[Supplied information]:
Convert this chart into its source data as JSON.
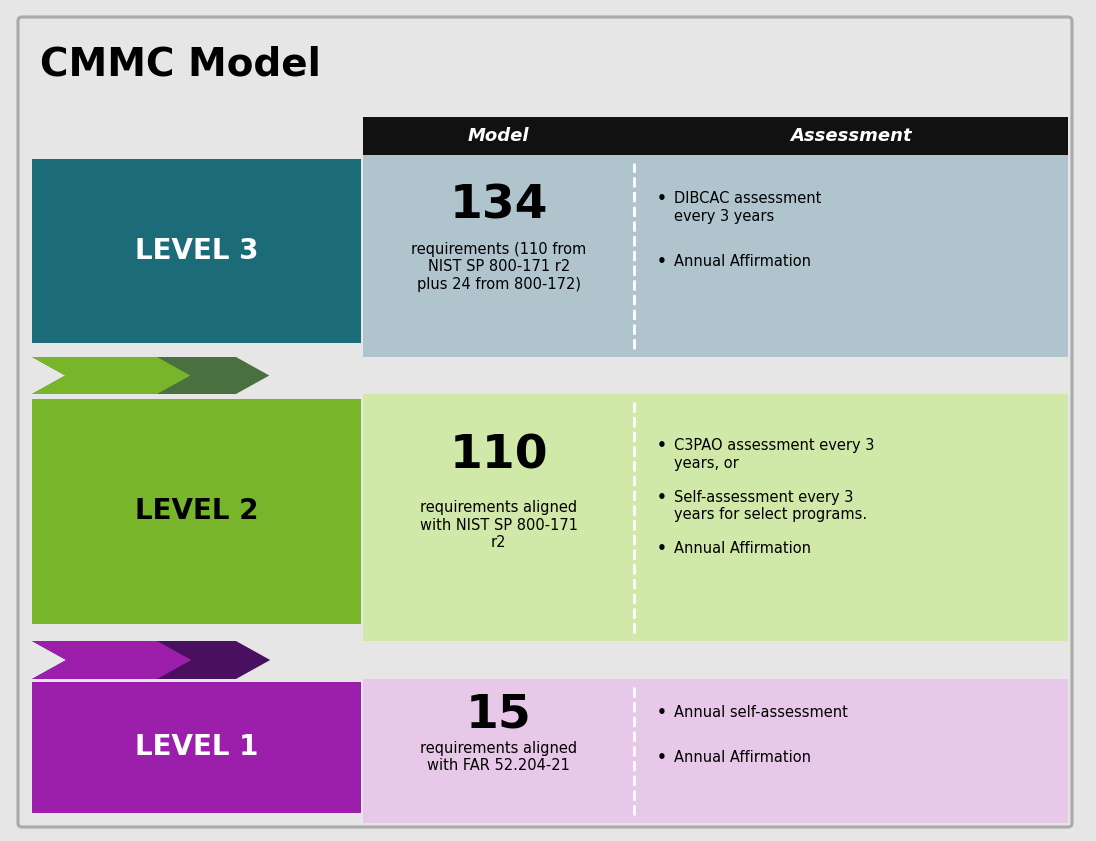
{
  "title": "CMMC Model",
  "background_color": "#e6e6e6",
  "header_bg": "#111111",
  "col_headers": [
    "Model",
    "Assessment"
  ],
  "levels": [
    {
      "name": "LEVEL 3",
      "box_color": "#1c6b78",
      "arrow_color": "#4a7040",
      "text_color": "#ffffff",
      "row_bg": "#afc4cc",
      "number": "134",
      "model_text": "requirements (110 from\nNIST SP 800-171 r2\nplus 24 from 800-172)",
      "assessment_bullets": [
        "DIBCAC assessment\nevery 3 years",
        "Annual Affirmation"
      ]
    },
    {
      "name": "LEVEL 2",
      "box_color": "#78b52a",
      "arrow_color": "#4a1060",
      "text_color": "#000000",
      "row_bg": "#d0e8a8",
      "number": "110",
      "model_text": "requirements aligned\nwith NIST SP 800-171\nr2",
      "assessment_bullets": [
        "C3PAO assessment every 3\nyears, or",
        "Self-assessment every 3\nyears for select programs.",
        "Annual Affirmation"
      ]
    },
    {
      "name": "LEVEL 1",
      "box_color": "#9b1faa",
      "arrow_color": "#000000",
      "text_color": "#ffffff",
      "row_bg": "#e8c8e8",
      "number": "15",
      "model_text": "requirements aligned\nwith FAR 52.204-21",
      "assessment_bullets": [
        "Annual self-assessment",
        "Annual Affirmation"
      ]
    }
  ]
}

[Challenge]: Using the material above, set down every line exactly, but skip the pictures.

[Expected answer]:
Convert this chart into its source data as JSON.
{
  "title": "CMMC Model",
  "background_color": "#e6e6e6",
  "header_bg": "#111111",
  "col_headers": [
    "Model",
    "Assessment"
  ],
  "levels": [
    {
      "name": "LEVEL 3",
      "box_color": "#1c6b78",
      "arrow_color": "#4a7040",
      "text_color": "#ffffff",
      "row_bg": "#afc4cc",
      "number": "134",
      "model_text": "requirements (110 from\nNIST SP 800-171 r2\nplus 24 from 800-172)",
      "assessment_bullets": [
        "DIBCAC assessment\nevery 3 years",
        "Annual Affirmation"
      ]
    },
    {
      "name": "LEVEL 2",
      "box_color": "#78b52a",
      "arrow_color": "#4a1060",
      "text_color": "#000000",
      "row_bg": "#d0e8a8",
      "number": "110",
      "model_text": "requirements aligned\nwith NIST SP 800-171\nr2",
      "assessment_bullets": [
        "C3PAO assessment every 3\nyears, or",
        "Self-assessment every 3\nyears for select programs.",
        "Annual Affirmation"
      ]
    },
    {
      "name": "LEVEL 1",
      "box_color": "#9b1faa",
      "arrow_color": "#000000",
      "text_color": "#ffffff",
      "row_bg": "#e8c8e8",
      "number": "15",
      "model_text": "requirements aligned\nwith FAR 52.204-21",
      "assessment_bullets": [
        "Annual self-assessment",
        "Annual Affirmation"
      ]
    }
  ]
}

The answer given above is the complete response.